#### Exercise description
Exact reproduction of the data is required, with images excluded.

#### Data excerpts
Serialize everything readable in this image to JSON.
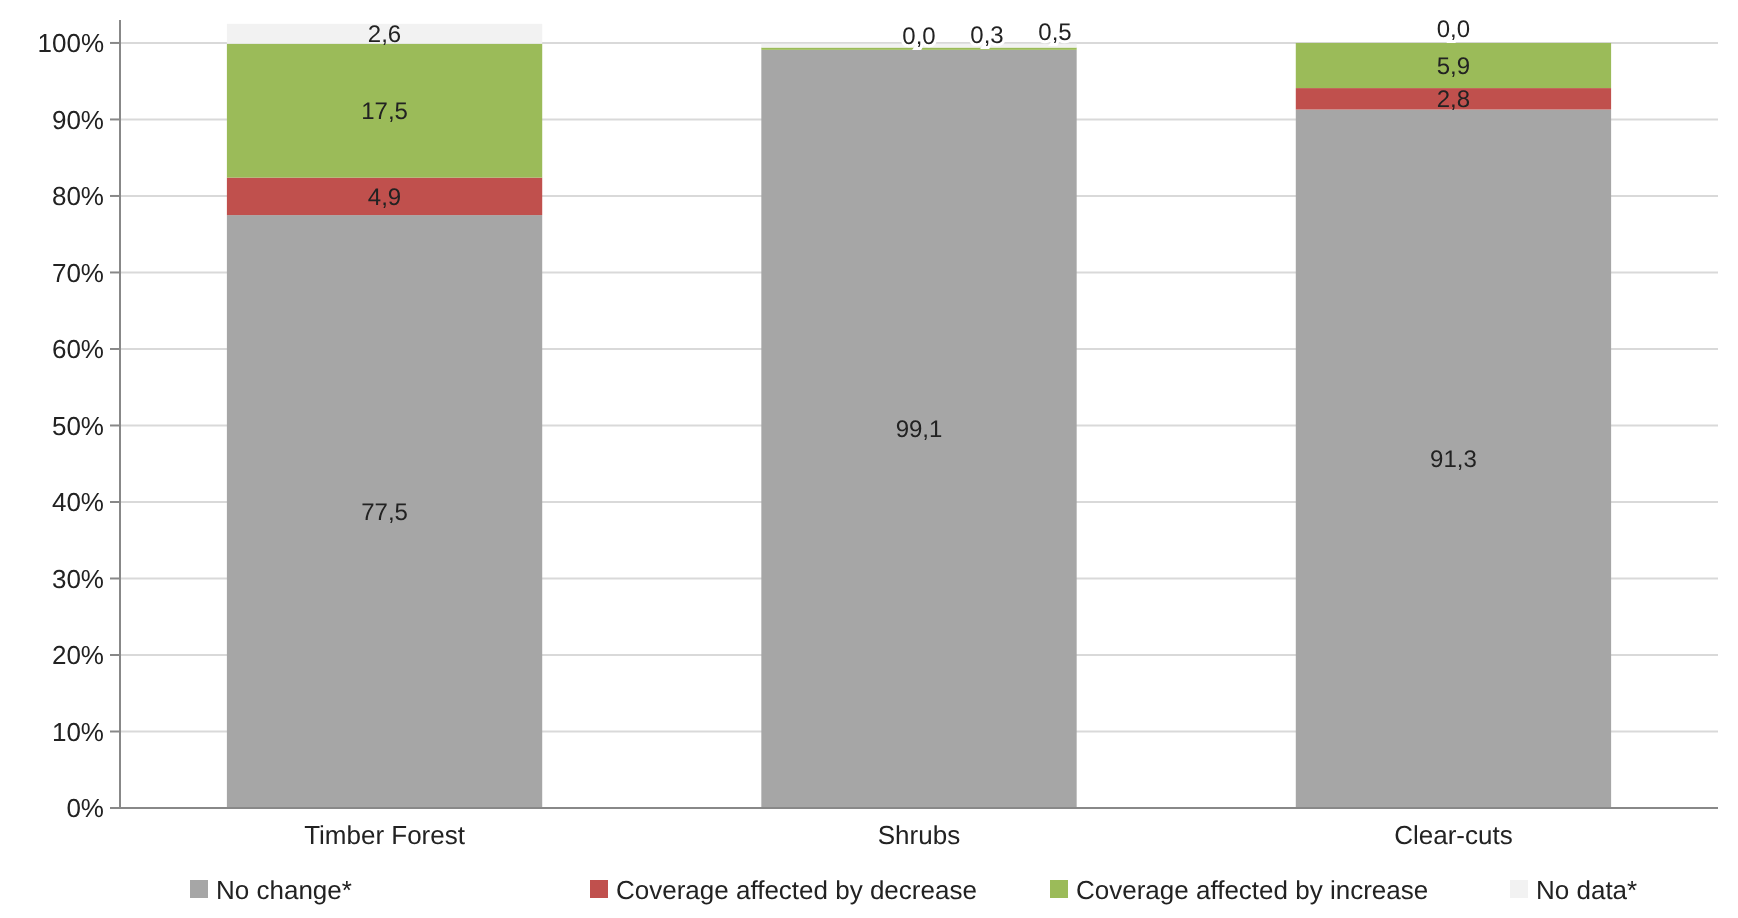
{
  "chart_data": {
    "type": "bar",
    "stacked": true,
    "categories": [
      "Timber Forest",
      "Shrubs",
      "Clear-cuts"
    ],
    "series": [
      {
        "name": "No change*",
        "color": "#a6a6a6",
        "values": [
          77.5,
          99.1,
          91.3
        ],
        "value_labels": [
          "77,5",
          "99,1",
          "91,3"
        ]
      },
      {
        "name": "Coverage affected by decrease",
        "color": "#c0504d",
        "values": [
          4.9,
          0.0,
          2.8
        ],
        "value_labels": [
          "4,9",
          "0,0",
          "2,8"
        ]
      },
      {
        "name": "Coverage affected by increase",
        "color": "#9bbb59",
        "values": [
          17.5,
          0.3,
          5.9
        ],
        "value_labels": [
          "17,5",
          "0,3",
          "5,9"
        ]
      },
      {
        "name": "No data*",
        "color": "#f2f2f2",
        "values": [
          2.6,
          0.5,
          0.0
        ],
        "value_labels": [
          "2,6",
          "0,5",
          "0,0"
        ]
      }
    ],
    "ylim": [
      0,
      103
    ],
    "yticks": [
      {
        "value": 0,
        "label": "0%"
      },
      {
        "value": 10,
        "label": "10%"
      },
      {
        "value": 20,
        "label": "20%"
      },
      {
        "value": 30,
        "label": "30%"
      },
      {
        "value": 40,
        "label": "40%"
      },
      {
        "value": 50,
        "label": "50%"
      },
      {
        "value": 60,
        "label": "60%"
      },
      {
        "value": 70,
        "label": "70%"
      },
      {
        "value": 80,
        "label": "80%"
      },
      {
        "value": 90,
        "label": "90%"
      },
      {
        "value": 100,
        "label": "100%"
      }
    ],
    "grid": "y",
    "legend": "bottom"
  }
}
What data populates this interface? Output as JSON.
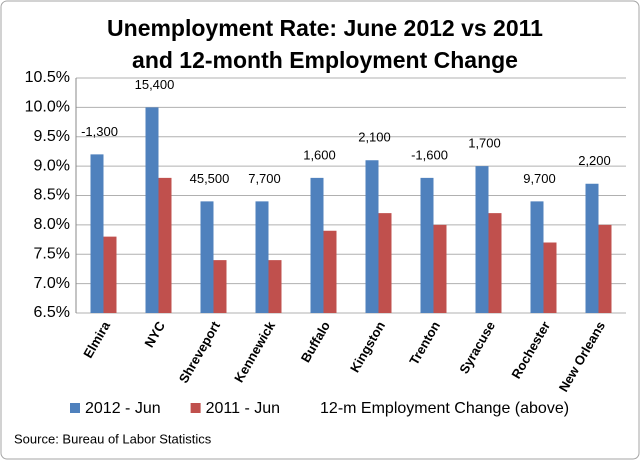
{
  "chart_data": {
    "type": "bar",
    "title": [
      "Unemployment Rate: June 2012 vs 2011",
      "and 12-month Employment Change"
    ],
    "categories": [
      "Elmira",
      "NYC",
      "Shreveport",
      "Kennewick",
      "Buffalo",
      "Kingston",
      "Trenton",
      "Syracuse",
      "Rochester",
      "New Orleans"
    ],
    "series": [
      {
        "name": "2012 - Jun",
        "color": "#4f81bd",
        "values": [
          9.2,
          10.0,
          8.4,
          8.4,
          8.8,
          9.1,
          8.8,
          9.0,
          8.4,
          8.7
        ]
      },
      {
        "name": "2011 - Jun",
        "color": "#c0504d",
        "values": [
          7.8,
          8.8,
          7.4,
          7.4,
          7.9,
          8.2,
          8.0,
          8.2,
          7.7,
          8.0
        ]
      }
    ],
    "employment_change": {
      "name": "12-m Employment Change (above)",
      "values": [
        -1300,
        15400,
        45500,
        7700,
        1600,
        2100,
        -1600,
        1700,
        9700,
        2200
      ],
      "value_labels": [
        "-1,300",
        "15,400",
        "45,500",
        "7,700",
        "1,600",
        "2,100",
        "-1,600",
        "1,700",
        "9,700",
        "2,200"
      ]
    },
    "ylim": [
      6.5,
      10.5
    ],
    "yticks": [
      {
        "value": 6.5,
        "label": "6.5%"
      },
      {
        "value": 7.0,
        "label": "7.0%"
      },
      {
        "value": 7.5,
        "label": "7.5%"
      },
      {
        "value": 8.0,
        "label": "8.0%"
      },
      {
        "value": 8.5,
        "label": "8.5%"
      },
      {
        "value": 9.0,
        "label": "9.0%"
      },
      {
        "value": 9.5,
        "label": "9.5%"
      },
      {
        "value": 10.0,
        "label": "10.0%"
      },
      {
        "value": 10.5,
        "label": "10.5%"
      }
    ],
    "grid": true,
    "source": "Source: Bureau of Labor Statistics"
  }
}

#### Exercise answer
Serialize everything readable in this image to JSON.
{
  "chart_data": {
    "type": "bar",
    "stacked": true,
    "categories": [
      "Timber Forest",
      "Shrubs",
      "Clear-cuts"
    ],
    "series": [
      {
        "name": "No change*",
        "color": "#a6a6a6",
        "values": [
          77.5,
          99.1,
          91.3
        ],
        "value_labels": [
          "77,5",
          "99,1",
          "91,3"
        ]
      },
      {
        "name": "Coverage affected by decrease",
        "color": "#c0504d",
        "values": [
          4.9,
          0.0,
          2.8
        ],
        "value_labels": [
          "4,9",
          "0,0",
          "2,8"
        ]
      },
      {
        "name": "Coverage affected by increase",
        "color": "#9bbb59",
        "values": [
          17.5,
          0.3,
          5.9
        ],
        "value_labels": [
          "17,5",
          "0,3",
          "5,9"
        ]
      },
      {
        "name": "No data*",
        "color": "#f2f2f2",
        "values": [
          2.6,
          0.5,
          0.0
        ],
        "value_labels": [
          "2,6",
          "0,5",
          "0,0"
        ]
      }
    ],
    "ylim": [
      0,
      103
    ],
    "yticks": [
      {
        "value": 0,
        "label": "0%"
      },
      {
        "value": 10,
        "label": "10%"
      },
      {
        "value": 20,
        "label": "20%"
      },
      {
        "value": 30,
        "label": "30%"
      },
      {
        "value": 40,
        "label": "40%"
      },
      {
        "value": 50,
        "label": "50%"
      },
      {
        "value": 60,
        "label": "60%"
      },
      {
        "value": 70,
        "label": "70%"
      },
      {
        "value": 80,
        "label": "80%"
      },
      {
        "value": 90,
        "label": "90%"
      },
      {
        "value": 100,
        "label": "100%"
      }
    ],
    "grid": "y",
    "legend": "bottom"
  }
}
What data populates this interface? Output as JSON.
{
  "chart_data": {
    "type": "bar",
    "title": [
      "Unemployment Rate: June 2012 vs 2011",
      "and 12-month Employment Change"
    ],
    "categories": [
      "Elmira",
      "NYC",
      "Shreveport",
      "Kennewick",
      "Buffalo",
      "Kingston",
      "Trenton",
      "Syracuse",
      "Rochester",
      "New Orleans"
    ],
    "series": [
      {
        "name": "2012 - Jun",
        "color": "#4f81bd",
        "values": [
          9.2,
          10.0,
          8.4,
          8.4,
          8.8,
          9.1,
          8.8,
          9.0,
          8.4,
          8.7
        ]
      },
      {
        "name": "2011 - Jun",
        "color": "#c0504d",
        "values": [
          7.8,
          8.8,
          7.4,
          7.4,
          7.9,
          8.2,
          8.0,
          8.2,
          7.7,
          8.0
        ]
      }
    ],
    "employment_change": {
      "name": "12-m Employment Change (above)",
      "values": [
        -1300,
        15400,
        45500,
        7700,
        1600,
        2100,
        -1600,
        1700,
        9700,
        2200
      ],
      "value_labels": [
        "-1,300",
        "15,400",
        "45,500",
        "7,700",
        "1,600",
        "2,100",
        "-1,600",
        "1,700",
        "9,700",
        "2,200"
      ]
    },
    "ylim": [
      6.5,
      10.5
    ],
    "yticks": [
      {
        "value": 6.5,
        "label": "6.5%"
      },
      {
        "value": 7.0,
        "label": "7.0%"
      },
      {
        "value": 7.5,
        "label": "7.5%"
      },
      {
        "value": 8.0,
        "label": "8.0%"
      },
      {
        "value": 8.5,
        "label": "8.5%"
      },
      {
        "value": 9.0,
        "label": "9.0%"
      },
      {
        "value": 9.5,
        "label": "9.5%"
      },
      {
        "value": 10.0,
        "label": "10.0%"
      },
      {
        "value": 10.5,
        "label": "10.5%"
      }
    ],
    "grid": true,
    "source": "Source: Bureau of Labor Statistics"
  }
}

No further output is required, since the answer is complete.